#### [Direction]
Exactly repeat the material, dropping every picture from the copy.

-- Begin Data --

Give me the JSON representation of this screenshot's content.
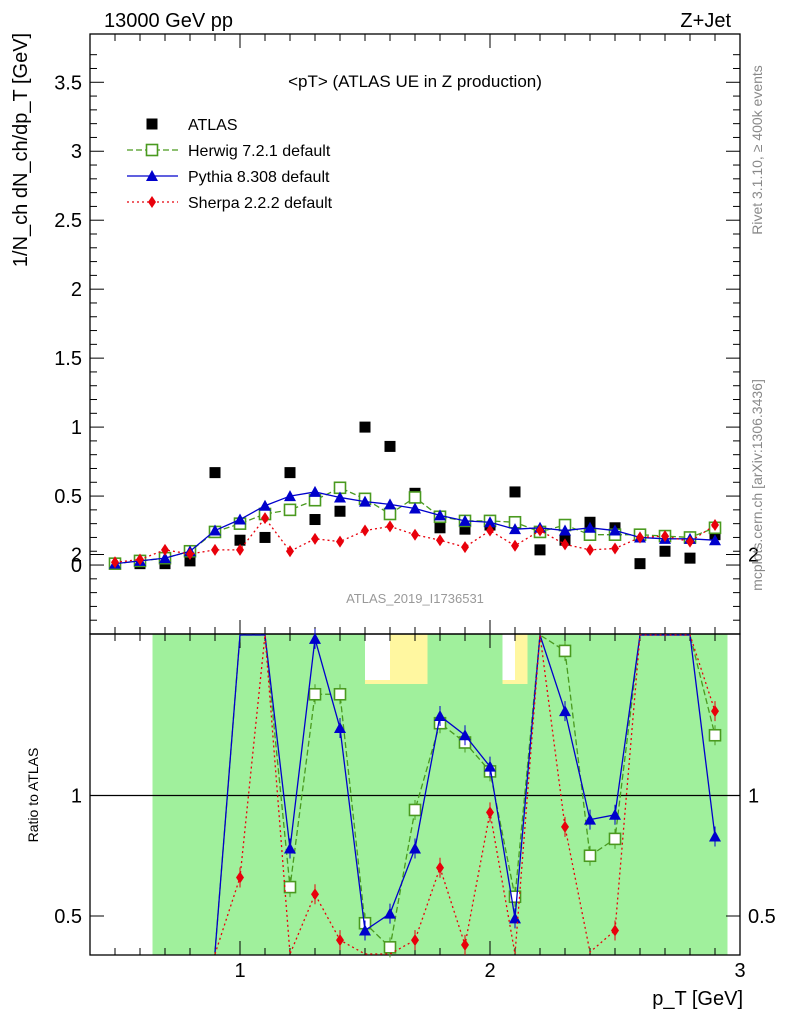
{
  "header": {
    "left": "13000 GeV pp",
    "right": "Z+Jet"
  },
  "side_labels": {
    "rivet": "Rivet 3.1.10, ≥ 400k events",
    "mcplots": "mcplots.cern.ch [arXiv:1306.3436]"
  },
  "chart_data": [
    {
      "type": "scatter",
      "title": "<pT> (ATLAS UE in Z production)",
      "ylabel": "1/N_ch dN_ch/dp_T [GeV]",
      "xlabel": "p_T [GeV]",
      "watermark": "ATLAS_2019_I1736531",
      "xlim": [
        0.4,
        3.0
      ],
      "ylim": [
        -0.5,
        3.85
      ],
      "yticks": [
        "0",
        "0.5",
        "1",
        "1.5",
        "2",
        "2.5",
        "3",
        "3.5"
      ],
      "xticks": [
        "1",
        "2",
        "3"
      ],
      "x": [
        0.5,
        0.6,
        0.7,
        0.8,
        0.9,
        1.0,
        1.1,
        1.2,
        1.3,
        1.4,
        1.5,
        1.6,
        1.7,
        1.8,
        1.9,
        2.0,
        2.1,
        2.2,
        2.3,
        2.4,
        2.5,
        2.6,
        2.7,
        2.8,
        2.9
      ],
      "series": [
        {
          "name": "ATLAS",
          "color": "#000000",
          "marker": "square",
          "values": [
            0.01,
            0.01,
            0.01,
            0.03,
            0.67,
            0.18,
            0.2,
            0.67,
            0.33,
            0.39,
            1.0,
            0.86,
            0.52,
            0.27,
            0.26,
            0.29,
            0.53,
            0.11,
            0.18,
            0.31,
            0.27,
            0.01,
            0.1,
            0.05,
            0.22
          ]
        },
        {
          "name": "Herwig 7.2.1 default",
          "color": "#4a9a1f",
          "marker": "open-square",
          "dash": "6,3",
          "values": [
            0.01,
            0.03,
            0.05,
            0.1,
            0.24,
            0.3,
            0.37,
            0.4,
            0.47,
            0.56,
            0.48,
            0.37,
            0.49,
            0.35,
            0.32,
            0.32,
            0.31,
            0.24,
            0.29,
            0.22,
            0.22,
            0.22,
            0.21,
            0.2,
            0.27
          ]
        },
        {
          "name": "Pythia 8.308 default",
          "color": "#0000cc",
          "marker": "triangle",
          "values": [
            0.01,
            0.03,
            0.05,
            0.1,
            0.25,
            0.33,
            0.43,
            0.5,
            0.53,
            0.49,
            0.46,
            0.44,
            0.41,
            0.36,
            0.32,
            0.31,
            0.26,
            0.27,
            0.25,
            0.27,
            0.25,
            0.2,
            0.19,
            0.19,
            0.18
          ]
        },
        {
          "name": "Sherpa 2.2.2 default",
          "color": "#e8000b",
          "marker": "diamond",
          "dash": "2,3",
          "values": [
            0.02,
            0.04,
            0.11,
            0.08,
            0.11,
            0.11,
            0.34,
            0.1,
            0.19,
            0.17,
            0.25,
            0.28,
            0.22,
            0.18,
            0.13,
            0.25,
            0.14,
            0.25,
            0.15,
            0.11,
            0.12,
            0.2,
            0.21,
            0.17,
            0.29
          ]
        }
      ]
    },
    {
      "type": "line",
      "ylabel": "Ratio to ATLAS",
      "xlim": [
        0.4,
        3.0
      ],
      "ylim": [
        0.35,
        2.25
      ],
      "yticks": [
        "0.5",
        "1",
        "2"
      ],
      "x": [
        0.9,
        1.0,
        1.1,
        1.2,
        1.3,
        1.4,
        1.5,
        1.6,
        1.7,
        1.8,
        1.9,
        2.0,
        2.1,
        2.2,
        2.3,
        2.4,
        2.5,
        2.6,
        2.7,
        2.8,
        2.9
      ],
      "series": [
        {
          "name": "Herwig 7.2.1 default",
          "color": "#4a9a1f",
          "values": [
            0.35,
            1.7,
            1.85,
            0.62,
            1.42,
            1.42,
            0.47,
            0.37,
            0.94,
            1.3,
            1.22,
            1.1,
            0.58,
            2.1,
            1.6,
            0.75,
            0.82,
            3.0,
            2.0,
            3.0,
            1.25
          ]
        },
        {
          "name": "Pythia 8.308 default",
          "color": "#0000cc",
          "values": [
            0.35,
            1.85,
            2.1,
            0.78,
            1.65,
            1.28,
            0.44,
            0.51,
            0.78,
            1.33,
            1.25,
            1.12,
            0.49,
            2.3,
            1.35,
            0.9,
            0.92,
            3.0,
            2.0,
            3.0,
            0.83
          ]
        },
        {
          "name": "Sherpa 2.2.2 default",
          "color": "#e8000b",
          "values": [
            0.3,
            0.66,
            1.75,
            0.15,
            0.59,
            0.4,
            0.25,
            0.33,
            0.4,
            0.7,
            0.38,
            0.93,
            0.26,
            2.2,
            0.87,
            0.35,
            0.44,
            3.0,
            2.0,
            3.0,
            1.35
          ]
        }
      ]
    }
  ]
}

-- End Data --

#### [Task solution]
Give me the JSON representation of this screenshot's content.
{
  "header": {
    "left": "13000 GeV pp",
    "right": "Z+Jet"
  },
  "side_labels": {
    "rivet": "Rivet 3.1.10, ≥ 400k events",
    "mcplots": "mcplots.cern.ch [arXiv:1306.3436]"
  },
  "chart_data": [
    {
      "type": "scatter",
      "title": "<pT> (ATLAS UE in Z production)",
      "ylabel": "1/N_ch dN_ch/dp_T [GeV]",
      "xlabel": "p_T [GeV]",
      "watermark": "ATLAS_2019_I1736531",
      "xlim": [
        0.4,
        3.0
      ],
      "ylim": [
        -0.5,
        3.85
      ],
      "yticks": [
        "0",
        "0.5",
        "1",
        "1.5",
        "2",
        "2.5",
        "3",
        "3.5"
      ],
      "xticks": [
        "1",
        "2",
        "3"
      ],
      "x": [
        0.5,
        0.6,
        0.7,
        0.8,
        0.9,
        1.0,
        1.1,
        1.2,
        1.3,
        1.4,
        1.5,
        1.6,
        1.7,
        1.8,
        1.9,
        2.0,
        2.1,
        2.2,
        2.3,
        2.4,
        2.5,
        2.6,
        2.7,
        2.8,
        2.9
      ],
      "series": [
        {
          "name": "ATLAS",
          "color": "#000000",
          "marker": "square",
          "values": [
            0.01,
            0.01,
            0.01,
            0.03,
            0.67,
            0.18,
            0.2,
            0.67,
            0.33,
            0.39,
            1.0,
            0.86,
            0.52,
            0.27,
            0.26,
            0.29,
            0.53,
            0.11,
            0.18,
            0.31,
            0.27,
            0.01,
            0.1,
            0.05,
            0.22
          ]
        },
        {
          "name": "Herwig 7.2.1 default",
          "color": "#4a9a1f",
          "marker": "open-square",
          "dash": "6,3",
          "values": [
            0.01,
            0.03,
            0.05,
            0.1,
            0.24,
            0.3,
            0.37,
            0.4,
            0.47,
            0.56,
            0.48,
            0.37,
            0.49,
            0.35,
            0.32,
            0.32,
            0.31,
            0.24,
            0.29,
            0.22,
            0.22,
            0.22,
            0.21,
            0.2,
            0.27
          ]
        },
        {
          "name": "Pythia 8.308 default",
          "color": "#0000cc",
          "marker": "triangle",
          "values": [
            0.01,
            0.03,
            0.05,
            0.1,
            0.25,
            0.33,
            0.43,
            0.5,
            0.53,
            0.49,
            0.46,
            0.44,
            0.41,
            0.36,
            0.32,
            0.31,
            0.26,
            0.27,
            0.25,
            0.27,
            0.25,
            0.2,
            0.19,
            0.19,
            0.18
          ]
        },
        {
          "name": "Sherpa 2.2.2 default",
          "color": "#e8000b",
          "marker": "diamond",
          "dash": "2,3",
          "values": [
            0.02,
            0.04,
            0.11,
            0.08,
            0.11,
            0.11,
            0.34,
            0.1,
            0.19,
            0.17,
            0.25,
            0.28,
            0.22,
            0.18,
            0.13,
            0.25,
            0.14,
            0.25,
            0.15,
            0.11,
            0.12,
            0.2,
            0.21,
            0.17,
            0.29
          ]
        }
      ]
    },
    {
      "type": "line",
      "ylabel": "Ratio to ATLAS",
      "xlim": [
        0.4,
        3.0
      ],
      "ylim": [
        0.35,
        2.25
      ],
      "yticks": [
        "0.5",
        "1",
        "2"
      ],
      "x": [
        0.9,
        1.0,
        1.1,
        1.2,
        1.3,
        1.4,
        1.5,
        1.6,
        1.7,
        1.8,
        1.9,
        2.0,
        2.1,
        2.2,
        2.3,
        2.4,
        2.5,
        2.6,
        2.7,
        2.8,
        2.9
      ],
      "series": [
        {
          "name": "Herwig 7.2.1 default",
          "color": "#4a9a1f",
          "values": [
            0.35,
            1.7,
            1.85,
            0.62,
            1.42,
            1.42,
            0.47,
            0.37,
            0.94,
            1.3,
            1.22,
            1.1,
            0.58,
            2.1,
            1.6,
            0.75,
            0.82,
            3.0,
            2.0,
            3.0,
            1.25
          ]
        },
        {
          "name": "Pythia 8.308 default",
          "color": "#0000cc",
          "values": [
            0.35,
            1.85,
            2.1,
            0.78,
            1.65,
            1.28,
            0.44,
            0.51,
            0.78,
            1.33,
            1.25,
            1.12,
            0.49,
            2.3,
            1.35,
            0.9,
            0.92,
            3.0,
            2.0,
            3.0,
            0.83
          ]
        },
        {
          "name": "Sherpa 2.2.2 default",
          "color": "#e8000b",
          "values": [
            0.3,
            0.66,
            1.75,
            0.15,
            0.59,
            0.4,
            0.25,
            0.33,
            0.4,
            0.7,
            0.38,
            0.93,
            0.26,
            2.2,
            0.87,
            0.35,
            0.44,
            3.0,
            2.0,
            3.0,
            1.35
          ]
        }
      ]
    }
  ]
}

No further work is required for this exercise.